— start —

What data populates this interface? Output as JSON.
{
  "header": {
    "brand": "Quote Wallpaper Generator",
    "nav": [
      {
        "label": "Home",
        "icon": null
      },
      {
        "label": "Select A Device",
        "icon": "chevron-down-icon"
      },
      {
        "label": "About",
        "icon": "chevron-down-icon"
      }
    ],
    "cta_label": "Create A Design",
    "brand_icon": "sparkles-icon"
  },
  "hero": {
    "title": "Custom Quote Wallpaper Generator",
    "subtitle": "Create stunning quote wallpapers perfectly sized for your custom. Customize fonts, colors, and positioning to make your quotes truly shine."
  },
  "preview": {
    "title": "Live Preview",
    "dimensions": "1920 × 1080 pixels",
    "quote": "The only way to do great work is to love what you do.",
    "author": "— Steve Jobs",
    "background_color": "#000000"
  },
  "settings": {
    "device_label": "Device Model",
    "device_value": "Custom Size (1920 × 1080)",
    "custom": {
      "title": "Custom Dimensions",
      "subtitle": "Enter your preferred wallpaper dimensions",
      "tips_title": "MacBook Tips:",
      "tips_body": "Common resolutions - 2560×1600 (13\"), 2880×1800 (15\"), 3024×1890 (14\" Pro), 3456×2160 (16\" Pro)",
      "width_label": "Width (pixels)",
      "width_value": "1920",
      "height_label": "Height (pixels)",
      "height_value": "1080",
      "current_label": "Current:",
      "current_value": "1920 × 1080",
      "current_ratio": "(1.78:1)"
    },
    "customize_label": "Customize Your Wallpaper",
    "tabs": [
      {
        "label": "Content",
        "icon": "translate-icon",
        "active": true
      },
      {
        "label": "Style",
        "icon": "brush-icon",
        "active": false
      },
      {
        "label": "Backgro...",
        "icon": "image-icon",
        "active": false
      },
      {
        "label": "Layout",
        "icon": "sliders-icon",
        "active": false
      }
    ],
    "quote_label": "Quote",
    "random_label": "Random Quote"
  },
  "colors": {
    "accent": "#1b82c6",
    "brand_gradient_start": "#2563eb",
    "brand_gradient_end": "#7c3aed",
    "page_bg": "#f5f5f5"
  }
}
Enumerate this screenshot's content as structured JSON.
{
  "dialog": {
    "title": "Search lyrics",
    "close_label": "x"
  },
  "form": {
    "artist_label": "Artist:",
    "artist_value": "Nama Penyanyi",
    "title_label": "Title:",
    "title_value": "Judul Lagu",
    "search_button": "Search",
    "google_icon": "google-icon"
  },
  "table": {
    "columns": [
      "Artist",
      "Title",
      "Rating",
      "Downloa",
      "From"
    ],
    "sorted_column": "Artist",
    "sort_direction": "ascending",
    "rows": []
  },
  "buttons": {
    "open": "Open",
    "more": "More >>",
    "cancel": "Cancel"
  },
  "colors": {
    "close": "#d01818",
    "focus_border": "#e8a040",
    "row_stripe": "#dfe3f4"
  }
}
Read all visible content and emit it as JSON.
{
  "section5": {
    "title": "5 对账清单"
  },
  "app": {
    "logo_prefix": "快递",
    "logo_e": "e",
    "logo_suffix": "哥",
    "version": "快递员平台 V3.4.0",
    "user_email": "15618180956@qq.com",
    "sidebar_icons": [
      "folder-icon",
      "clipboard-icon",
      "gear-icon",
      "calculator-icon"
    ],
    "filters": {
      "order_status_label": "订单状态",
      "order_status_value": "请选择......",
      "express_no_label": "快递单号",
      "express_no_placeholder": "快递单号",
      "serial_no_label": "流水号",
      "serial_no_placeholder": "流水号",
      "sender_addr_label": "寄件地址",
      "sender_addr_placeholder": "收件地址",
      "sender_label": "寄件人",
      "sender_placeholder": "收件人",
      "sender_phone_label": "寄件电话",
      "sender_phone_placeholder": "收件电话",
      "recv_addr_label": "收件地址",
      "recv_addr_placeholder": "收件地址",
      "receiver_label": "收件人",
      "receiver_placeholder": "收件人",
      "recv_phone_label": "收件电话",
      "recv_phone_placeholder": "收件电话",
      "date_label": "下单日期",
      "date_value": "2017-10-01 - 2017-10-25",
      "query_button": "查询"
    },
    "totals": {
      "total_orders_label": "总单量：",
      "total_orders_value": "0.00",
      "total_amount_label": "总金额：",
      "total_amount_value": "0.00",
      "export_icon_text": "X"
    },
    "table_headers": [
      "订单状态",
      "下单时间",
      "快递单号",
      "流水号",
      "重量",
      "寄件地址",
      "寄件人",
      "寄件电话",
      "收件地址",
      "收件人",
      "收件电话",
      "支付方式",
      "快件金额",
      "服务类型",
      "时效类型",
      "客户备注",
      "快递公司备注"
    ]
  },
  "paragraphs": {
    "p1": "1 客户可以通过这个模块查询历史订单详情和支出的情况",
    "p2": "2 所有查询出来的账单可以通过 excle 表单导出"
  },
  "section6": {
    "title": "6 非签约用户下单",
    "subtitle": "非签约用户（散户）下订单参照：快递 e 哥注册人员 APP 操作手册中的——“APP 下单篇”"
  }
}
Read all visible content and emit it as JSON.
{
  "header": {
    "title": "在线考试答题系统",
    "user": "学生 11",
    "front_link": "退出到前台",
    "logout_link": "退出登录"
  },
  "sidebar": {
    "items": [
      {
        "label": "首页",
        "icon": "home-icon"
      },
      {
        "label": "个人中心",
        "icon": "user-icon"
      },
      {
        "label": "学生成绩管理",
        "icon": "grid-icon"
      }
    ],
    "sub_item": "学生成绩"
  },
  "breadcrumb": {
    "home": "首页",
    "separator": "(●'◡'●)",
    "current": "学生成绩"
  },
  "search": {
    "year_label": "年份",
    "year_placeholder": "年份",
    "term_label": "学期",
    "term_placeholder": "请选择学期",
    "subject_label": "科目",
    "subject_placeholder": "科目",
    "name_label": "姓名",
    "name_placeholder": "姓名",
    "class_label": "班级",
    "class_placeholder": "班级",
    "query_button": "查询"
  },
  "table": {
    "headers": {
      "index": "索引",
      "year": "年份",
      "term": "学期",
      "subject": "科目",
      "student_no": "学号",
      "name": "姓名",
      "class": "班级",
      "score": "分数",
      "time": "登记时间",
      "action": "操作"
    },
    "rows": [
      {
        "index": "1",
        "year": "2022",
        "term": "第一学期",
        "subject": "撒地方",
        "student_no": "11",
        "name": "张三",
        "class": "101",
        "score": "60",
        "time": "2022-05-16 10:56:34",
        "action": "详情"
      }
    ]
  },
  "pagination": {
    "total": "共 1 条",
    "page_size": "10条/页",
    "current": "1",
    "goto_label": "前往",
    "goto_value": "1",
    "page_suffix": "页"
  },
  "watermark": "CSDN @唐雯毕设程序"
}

— end —

Take the listing above and set it down exactly.

What data populates this interface? Output as JSON.
{
  "header": {
    "brand": "Quote Wallpaper Generator",
    "nav": [
      {
        "label": "Home",
        "icon": null
      },
      {
        "label": "Select A Device",
        "icon": "chevron-down-icon"
      },
      {
        "label": "About",
        "icon": "chevron-down-icon"
      }
    ],
    "cta_label": "Create A Design",
    "brand_icon": "sparkles-icon"
  },
  "hero": {
    "title": "Custom Quote Wallpaper Generator",
    "subtitle": "Create stunning quote wallpapers perfectly sized for your custom. Customize fonts, colors, and positioning to make your quotes truly shine."
  },
  "preview": {
    "title": "Live Preview",
    "dimensions": "1920 × 1080 pixels",
    "quote": "The only way to do great work is to love what you do.",
    "author": "— Steve Jobs",
    "background_color": "#000000"
  },
  "settings": {
    "device_label": "Device Model",
    "device_value": "Custom Size (1920 × 1080)",
    "custom": {
      "title": "Custom Dimensions",
      "subtitle": "Enter your preferred wallpaper dimensions",
      "tips_title": "MacBook Tips:",
      "tips_body": "Common resolutions - 2560×1600 (13\"), 2880×1800 (15\"), 3024×1890 (14\" Pro), 3456×2160 (16\" Pro)",
      "width_label": "Width (pixels)",
      "width_value": "1920",
      "height_label": "Height (pixels)",
      "height_value": "1080",
      "current_label": "Current:",
      "current_value": "1920 × 1080",
      "current_ratio": "(1.78:1)"
    },
    "customize_label": "Customize Your Wallpaper",
    "tabs": [
      {
        "label": "Content",
        "icon": "translate-icon",
        "active": true
      },
      {
        "label": "Style",
        "icon": "brush-icon",
        "active": false
      },
      {
        "label": "Backgro...",
        "icon": "image-icon",
        "active": false
      },
      {
        "label": "Layout",
        "icon": "sliders-icon",
        "active": false
      }
    ],
    "quote_label": "Quote",
    "random_label": "Random Quote"
  },
  "colors": {
    "accent": "#1b82c6",
    "brand_gradient_start": "#2563eb",
    "brand_gradient_end": "#7c3aed",
    "page_bg": "#f5f5f5"
  }
}
Enumerate this screenshot's content as structured JSON.
{
  "dialog": {
    "title": "Search lyrics",
    "close_label": "x"
  },
  "form": {
    "artist_label": "Artist:",
    "artist_value": "Nama Penyanyi",
    "title_label": "Title:",
    "title_value": "Judul Lagu",
    "search_button": "Search",
    "google_icon": "google-icon"
  },
  "table": {
    "columns": [
      "Artist",
      "Title",
      "Rating",
      "Downloa",
      "From"
    ],
    "sorted_column": "Artist",
    "sort_direction": "ascending",
    "rows": []
  },
  "buttons": {
    "open": "Open",
    "more": "More >>",
    "cancel": "Cancel"
  },
  "colors": {
    "close": "#d01818",
    "focus_border": "#e8a040",
    "row_stripe": "#dfe3f4"
  }
}
Read all visible content and emit it as JSON.
{
  "section5": {
    "title": "5 对账清单"
  },
  "app": {
    "logo_prefix": "快递",
    "logo_e": "e",
    "logo_suffix": "哥",
    "version": "快递员平台 V3.4.0",
    "user_email": "15618180956@qq.com",
    "sidebar_icons": [
      "folder-icon",
      "clipboard-icon",
      "gear-icon",
      "calculator-icon"
    ],
    "filters": {
      "order_status_label": "订单状态",
      "order_status_value": "请选择......",
      "express_no_label": "快递单号",
      "express_no_placeholder": "快递单号",
      "serial_no_label": "流水号",
      "serial_no_placeholder": "流水号",
      "sender_addr_label": "寄件地址",
      "sender_addr_placeholder": "收件地址",
      "sender_label": "寄件人",
      "sender_placeholder": "收件人",
      "sender_phone_label": "寄件电话",
      "sender_phone_placeholder": "收件电话",
      "recv_addr_label": "收件地址",
      "recv_addr_placeholder": "收件地址",
      "receiver_label": "收件人",
      "receiver_placeholder": "收件人",
      "recv_phone_label": "收件电话",
      "recv_phone_placeholder": "收件电话",
      "date_label": "下单日期",
      "date_value": "2017-10-01 - 2017-10-25",
      "query_button": "查询"
    },
    "totals": {
      "total_orders_label": "总单量：",
      "total_orders_value": "0.00",
      "total_amount_label": "总金额：",
      "total_amount_value": "0.00",
      "export_icon_text": "X"
    },
    "table_headers": [
      "订单状态",
      "下单时间",
      "快递单号",
      "流水号",
      "重量",
      "寄件地址",
      "寄件人",
      "寄件电话",
      "收件地址",
      "收件人",
      "收件电话",
      "支付方式",
      "快件金额",
      "服务类型",
      "时效类型",
      "客户备注",
      "快递公司备注"
    ]
  },
  "paragraphs": {
    "p1": "1 客户可以通过这个模块查询历史订单详情和支出的情况",
    "p2": "2 所有查询出来的账单可以通过 excle 表单导出"
  },
  "section6": {
    "title": "6 非签约用户下单",
    "subtitle": "非签约用户（散户）下订单参照：快递 e 哥注册人员 APP 操作手册中的——“APP 下单篇”"
  }
}
Read all visible content and emit it as JSON.
{
  "header": {
    "title": "在线考试答题系统",
    "user": "学生 11",
    "front_link": "退出到前台",
    "logout_link": "退出登录"
  },
  "sidebar": {
    "items": [
      {
        "label": "首页",
        "icon": "home-icon"
      },
      {
        "label": "个人中心",
        "icon": "user-icon"
      },
      {
        "label": "学生成绩管理",
        "icon": "grid-icon"
      }
    ],
    "sub_item": "学生成绩"
  },
  "breadcrumb": {
    "home": "首页",
    "separator": "(●'◡'●)",
    "current": "学生成绩"
  },
  "search": {
    "year_label": "年份",
    "year_placeholder": "年份",
    "term_label": "学期",
    "term_placeholder": "请选择学期",
    "subject_label": "科目",
    "subject_placeholder": "科目",
    "name_label": "姓名",
    "name_placeholder": "姓名",
    "class_label": "班级",
    "class_placeholder": "班级",
    "query_button": "查询"
  },
  "table": {
    "headers": {
      "index": "索引",
      "year": "年份",
      "term": "学期",
      "subject": "科目",
      "student_no": "学号",
      "name": "姓名",
      "class": "班级",
      "score": "分数",
      "time": "登记时间",
      "action": "操作"
    },
    "rows": [
      {
        "index": "1",
        "year": "2022",
        "term": "第一学期",
        "subject": "撒地方",
        "student_no": "11",
        "name": "张三",
        "class": "101",
        "score": "60",
        "time": "2022-05-16 10:56:34",
        "action": "详情"
      }
    ]
  },
  "pagination": {
    "total": "共 1 条",
    "page_size": "10条/页",
    "current": "1",
    "goto_label": "前往",
    "goto_value": "1",
    "page_suffix": "页"
  },
  "watermark": "CSDN @唐雯毕设程序"
}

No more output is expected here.